▶ Aim:
Print each line exactly as it is given.

▶ Data excerpts:
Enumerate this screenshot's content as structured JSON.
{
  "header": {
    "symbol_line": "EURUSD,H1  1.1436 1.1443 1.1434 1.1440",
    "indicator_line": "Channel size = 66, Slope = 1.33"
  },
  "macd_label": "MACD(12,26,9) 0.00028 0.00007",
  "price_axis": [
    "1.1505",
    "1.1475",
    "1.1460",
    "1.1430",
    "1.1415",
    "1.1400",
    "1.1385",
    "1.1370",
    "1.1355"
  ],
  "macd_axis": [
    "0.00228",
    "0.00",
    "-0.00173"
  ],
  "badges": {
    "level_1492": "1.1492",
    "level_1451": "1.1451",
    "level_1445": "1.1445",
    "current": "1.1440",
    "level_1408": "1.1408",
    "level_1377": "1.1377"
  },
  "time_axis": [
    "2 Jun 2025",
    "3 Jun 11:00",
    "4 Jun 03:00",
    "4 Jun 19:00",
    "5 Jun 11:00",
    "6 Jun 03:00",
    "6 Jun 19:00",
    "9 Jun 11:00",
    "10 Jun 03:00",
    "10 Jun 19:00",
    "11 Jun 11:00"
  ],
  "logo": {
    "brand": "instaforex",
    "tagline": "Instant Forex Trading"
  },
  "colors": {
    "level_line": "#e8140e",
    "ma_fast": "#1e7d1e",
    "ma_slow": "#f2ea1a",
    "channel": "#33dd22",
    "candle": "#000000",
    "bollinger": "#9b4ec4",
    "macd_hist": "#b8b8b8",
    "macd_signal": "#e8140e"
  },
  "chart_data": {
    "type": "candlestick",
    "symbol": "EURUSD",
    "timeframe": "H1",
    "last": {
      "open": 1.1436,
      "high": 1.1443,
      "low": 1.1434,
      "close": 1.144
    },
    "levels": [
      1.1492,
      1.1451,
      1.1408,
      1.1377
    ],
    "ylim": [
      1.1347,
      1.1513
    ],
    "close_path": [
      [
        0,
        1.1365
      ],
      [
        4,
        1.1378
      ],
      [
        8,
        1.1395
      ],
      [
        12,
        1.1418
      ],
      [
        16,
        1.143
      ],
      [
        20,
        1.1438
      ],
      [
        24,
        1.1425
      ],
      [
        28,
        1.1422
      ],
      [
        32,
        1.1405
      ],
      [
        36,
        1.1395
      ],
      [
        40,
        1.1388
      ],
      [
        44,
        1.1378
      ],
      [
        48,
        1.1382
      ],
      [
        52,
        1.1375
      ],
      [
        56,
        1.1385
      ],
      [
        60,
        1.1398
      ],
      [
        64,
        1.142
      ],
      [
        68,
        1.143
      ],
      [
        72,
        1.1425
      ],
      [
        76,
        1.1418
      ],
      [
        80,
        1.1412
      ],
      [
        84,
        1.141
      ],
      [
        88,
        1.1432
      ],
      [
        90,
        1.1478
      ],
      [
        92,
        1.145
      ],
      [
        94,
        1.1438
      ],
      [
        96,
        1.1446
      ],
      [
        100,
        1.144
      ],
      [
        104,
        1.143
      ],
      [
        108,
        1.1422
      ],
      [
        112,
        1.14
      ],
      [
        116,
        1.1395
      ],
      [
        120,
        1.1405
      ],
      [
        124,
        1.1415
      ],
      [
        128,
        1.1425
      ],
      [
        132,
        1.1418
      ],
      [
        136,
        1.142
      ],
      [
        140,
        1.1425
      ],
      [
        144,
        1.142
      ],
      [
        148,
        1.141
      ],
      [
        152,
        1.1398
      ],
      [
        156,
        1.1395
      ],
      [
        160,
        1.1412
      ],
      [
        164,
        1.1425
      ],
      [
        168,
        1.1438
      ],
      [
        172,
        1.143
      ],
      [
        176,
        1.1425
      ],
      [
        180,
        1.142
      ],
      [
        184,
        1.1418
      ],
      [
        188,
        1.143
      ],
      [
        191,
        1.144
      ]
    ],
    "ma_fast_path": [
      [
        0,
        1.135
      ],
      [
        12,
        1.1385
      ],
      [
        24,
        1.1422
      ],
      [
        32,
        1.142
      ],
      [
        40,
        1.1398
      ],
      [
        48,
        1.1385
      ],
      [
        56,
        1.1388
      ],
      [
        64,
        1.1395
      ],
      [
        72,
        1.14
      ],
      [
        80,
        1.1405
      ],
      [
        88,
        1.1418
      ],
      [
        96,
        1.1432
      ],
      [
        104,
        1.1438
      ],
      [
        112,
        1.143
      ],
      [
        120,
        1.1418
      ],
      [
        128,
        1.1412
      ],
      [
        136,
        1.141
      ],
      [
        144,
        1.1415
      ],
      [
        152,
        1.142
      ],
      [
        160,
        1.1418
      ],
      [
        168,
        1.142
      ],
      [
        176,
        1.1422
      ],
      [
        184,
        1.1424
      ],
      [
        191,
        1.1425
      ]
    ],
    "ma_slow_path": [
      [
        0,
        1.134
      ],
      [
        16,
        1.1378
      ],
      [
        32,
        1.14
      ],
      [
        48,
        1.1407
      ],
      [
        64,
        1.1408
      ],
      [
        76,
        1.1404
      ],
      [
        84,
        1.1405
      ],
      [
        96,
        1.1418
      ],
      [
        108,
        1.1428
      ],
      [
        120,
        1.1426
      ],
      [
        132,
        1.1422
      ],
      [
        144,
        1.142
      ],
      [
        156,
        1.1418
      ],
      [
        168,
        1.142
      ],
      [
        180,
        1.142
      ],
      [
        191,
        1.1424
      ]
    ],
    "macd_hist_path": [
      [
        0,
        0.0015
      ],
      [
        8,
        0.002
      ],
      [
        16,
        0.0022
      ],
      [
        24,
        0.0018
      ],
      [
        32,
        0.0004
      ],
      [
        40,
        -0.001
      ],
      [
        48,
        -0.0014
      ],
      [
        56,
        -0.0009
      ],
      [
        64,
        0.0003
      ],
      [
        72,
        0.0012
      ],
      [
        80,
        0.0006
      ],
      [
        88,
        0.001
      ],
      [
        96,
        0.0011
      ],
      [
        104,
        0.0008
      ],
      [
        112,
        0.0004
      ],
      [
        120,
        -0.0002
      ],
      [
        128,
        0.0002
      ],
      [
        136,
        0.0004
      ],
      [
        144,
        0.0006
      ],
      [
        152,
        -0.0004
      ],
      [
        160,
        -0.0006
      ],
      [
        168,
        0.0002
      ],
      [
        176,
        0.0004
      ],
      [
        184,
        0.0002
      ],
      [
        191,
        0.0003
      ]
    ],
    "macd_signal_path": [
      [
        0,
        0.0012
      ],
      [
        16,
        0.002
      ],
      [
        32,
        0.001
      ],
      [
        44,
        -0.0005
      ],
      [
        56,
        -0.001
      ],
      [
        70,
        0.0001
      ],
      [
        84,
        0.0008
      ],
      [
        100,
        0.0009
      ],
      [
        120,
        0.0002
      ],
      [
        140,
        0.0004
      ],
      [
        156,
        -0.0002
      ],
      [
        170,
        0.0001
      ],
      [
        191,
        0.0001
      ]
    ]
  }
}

▶ The solution:
Enumerate this screenshot's content as structured JSON.
{
  "header": {
    "symbol_line": "EURUSD,H1  1.1436 1.1443 1.1434 1.1440",
    "indicator_line": "Channel size = 66, Slope = 1.33"
  },
  "macd_label": "MACD(12,26,9) 0.00028 0.00007",
  "price_axis": [
    "1.1505",
    "1.1475",
    "1.1460",
    "1.1430",
    "1.1415",
    "1.1400",
    "1.1385",
    "1.1370",
    "1.1355"
  ],
  "macd_axis": [
    "0.00228",
    "0.00",
    "-0.00173"
  ],
  "badges": {
    "level_1492": "1.1492",
    "level_1451": "1.1451",
    "level_1445": "1.1445",
    "current": "1.1440",
    "level_1408": "1.1408",
    "level_1377": "1.1377"
  },
  "time_axis": [
    "2 Jun 2025",
    "3 Jun 11:00",
    "4 Jun 03:00",
    "4 Jun 19:00",
    "5 Jun 11:00",
    "6 Jun 03:00",
    "6 Jun 19:00",
    "9 Jun 11:00",
    "10 Jun 03:00",
    "10 Jun 19:00",
    "11 Jun 11:00"
  ],
  "logo": {
    "brand": "instaforex",
    "tagline": "Instant Forex Trading"
  },
  "colors": {
    "level_line": "#e8140e",
    "ma_fast": "#1e7d1e",
    "ma_slow": "#f2ea1a",
    "channel": "#33dd22",
    "candle": "#000000",
    "bollinger": "#9b4ec4",
    "macd_hist": "#b8b8b8",
    "macd_signal": "#e8140e"
  },
  "chart_data": {
    "type": "candlestick",
    "symbol": "EURUSD",
    "timeframe": "H1",
    "last": {
      "open": 1.1436,
      "high": 1.1443,
      "low": 1.1434,
      "close": 1.144
    },
    "levels": [
      1.1492,
      1.1451,
      1.1408,
      1.1377
    ],
    "ylim": [
      1.1347,
      1.1513
    ],
    "close_path": [
      [
        0,
        1.1365
      ],
      [
        4,
        1.1378
      ],
      [
        8,
        1.1395
      ],
      [
        12,
        1.1418
      ],
      [
        16,
        1.143
      ],
      [
        20,
        1.1438
      ],
      [
        24,
        1.1425
      ],
      [
        28,
        1.1422
      ],
      [
        32,
        1.1405
      ],
      [
        36,
        1.1395
      ],
      [
        40,
        1.1388
      ],
      [
        44,
        1.1378
      ],
      [
        48,
        1.1382
      ],
      [
        52,
        1.1375
      ],
      [
        56,
        1.1385
      ],
      [
        60,
        1.1398
      ],
      [
        64,
        1.142
      ],
      [
        68,
        1.143
      ],
      [
        72,
        1.1425
      ],
      [
        76,
        1.1418
      ],
      [
        80,
        1.1412
      ],
      [
        84,
        1.141
      ],
      [
        88,
        1.1432
      ],
      [
        90,
        1.1478
      ],
      [
        92,
        1.145
      ],
      [
        94,
        1.1438
      ],
      [
        96,
        1.1446
      ],
      [
        100,
        1.144
      ],
      [
        104,
        1.143
      ],
      [
        108,
        1.1422
      ],
      [
        112,
        1.14
      ],
      [
        116,
        1.1395
      ],
      [
        120,
        1.1405
      ],
      [
        124,
        1.1415
      ],
      [
        128,
        1.1425
      ],
      [
        132,
        1.1418
      ],
      [
        136,
        1.142
      ],
      [
        140,
        1.1425
      ],
      [
        144,
        1.142
      ],
      [
        148,
        1.141
      ],
      [
        152,
        1.1398
      ],
      [
        156,
        1.1395
      ],
      [
        160,
        1.1412
      ],
      [
        164,
        1.1425
      ],
      [
        168,
        1.1438
      ],
      [
        172,
        1.143
      ],
      [
        176,
        1.1425
      ],
      [
        180,
        1.142
      ],
      [
        184,
        1.1418
      ],
      [
        188,
        1.143
      ],
      [
        191,
        1.144
      ]
    ],
    "ma_fast_path": [
      [
        0,
        1.135
      ],
      [
        12,
        1.1385
      ],
      [
        24,
        1.1422
      ],
      [
        32,
        1.142
      ],
      [
        40,
        1.1398
      ],
      [
        48,
        1.1385
      ],
      [
        56,
        1.1388
      ],
      [
        64,
        1.1395
      ],
      [
        72,
        1.14
      ],
      [
        80,
        1.1405
      ],
      [
        88,
        1.1418
      ],
      [
        96,
        1.1432
      ],
      [
        104,
        1.1438
      ],
      [
        112,
        1.143
      ],
      [
        120,
        1.1418
      ],
      [
        128,
        1.1412
      ],
      [
        136,
        1.141
      ],
      [
        144,
        1.1415
      ],
      [
        152,
        1.142
      ],
      [
        160,
        1.1418
      ],
      [
        168,
        1.142
      ],
      [
        176,
        1.1422
      ],
      [
        184,
        1.1424
      ],
      [
        191,
        1.1425
      ]
    ],
    "ma_slow_path": [
      [
        0,
        1.134
      ],
      [
        16,
        1.1378
      ],
      [
        32,
        1.14
      ],
      [
        48,
        1.1407
      ],
      [
        64,
        1.1408
      ],
      [
        76,
        1.1404
      ],
      [
        84,
        1.1405
      ],
      [
        96,
        1.1418
      ],
      [
        108,
        1.1428
      ],
      [
        120,
        1.1426
      ],
      [
        132,
        1.1422
      ],
      [
        144,
        1.142
      ],
      [
        156,
        1.1418
      ],
      [
        168,
        1.142
      ],
      [
        180,
        1.142
      ],
      [
        191,
        1.1424
      ]
    ],
    "macd_hist_path": [
      [
        0,
        0.0015
      ],
      [
        8,
        0.002
      ],
      [
        16,
        0.0022
      ],
      [
        24,
        0.0018
      ],
      [
        32,
        0.0004
      ],
      [
        40,
        -0.001
      ],
      [
        48,
        -0.0014
      ],
      [
        56,
        -0.0009
      ],
      [
        64,
        0.0003
      ],
      [
        72,
        0.0012
      ],
      [
        80,
        0.0006
      ],
      [
        88,
        0.001
      ],
      [
        96,
        0.0011
      ],
      [
        104,
        0.0008
      ],
      [
        112,
        0.0004
      ],
      [
        120,
        -0.0002
      ],
      [
        128,
        0.0002
      ],
      [
        136,
        0.0004
      ],
      [
        144,
        0.0006
      ],
      [
        152,
        -0.0004
      ],
      [
        160,
        -0.0006
      ],
      [
        168,
        0.0002
      ],
      [
        176,
        0.0004
      ],
      [
        184,
        0.0002
      ],
      [
        191,
        0.0003
      ]
    ],
    "macd_signal_path": [
      [
        0,
        0.0012
      ],
      [
        16,
        0.002
      ],
      [
        32,
        0.001
      ],
      [
        44,
        -0.0005
      ],
      [
        56,
        -0.001
      ],
      [
        70,
        0.0001
      ],
      [
        84,
        0.0008
      ],
      [
        100,
        0.0009
      ],
      [
        120,
        0.0002
      ],
      [
        140,
        0.0004
      ],
      [
        156,
        -0.0002
      ],
      [
        170,
        0.0001
      ],
      [
        191,
        0.0001
      ]
    ]
  }
}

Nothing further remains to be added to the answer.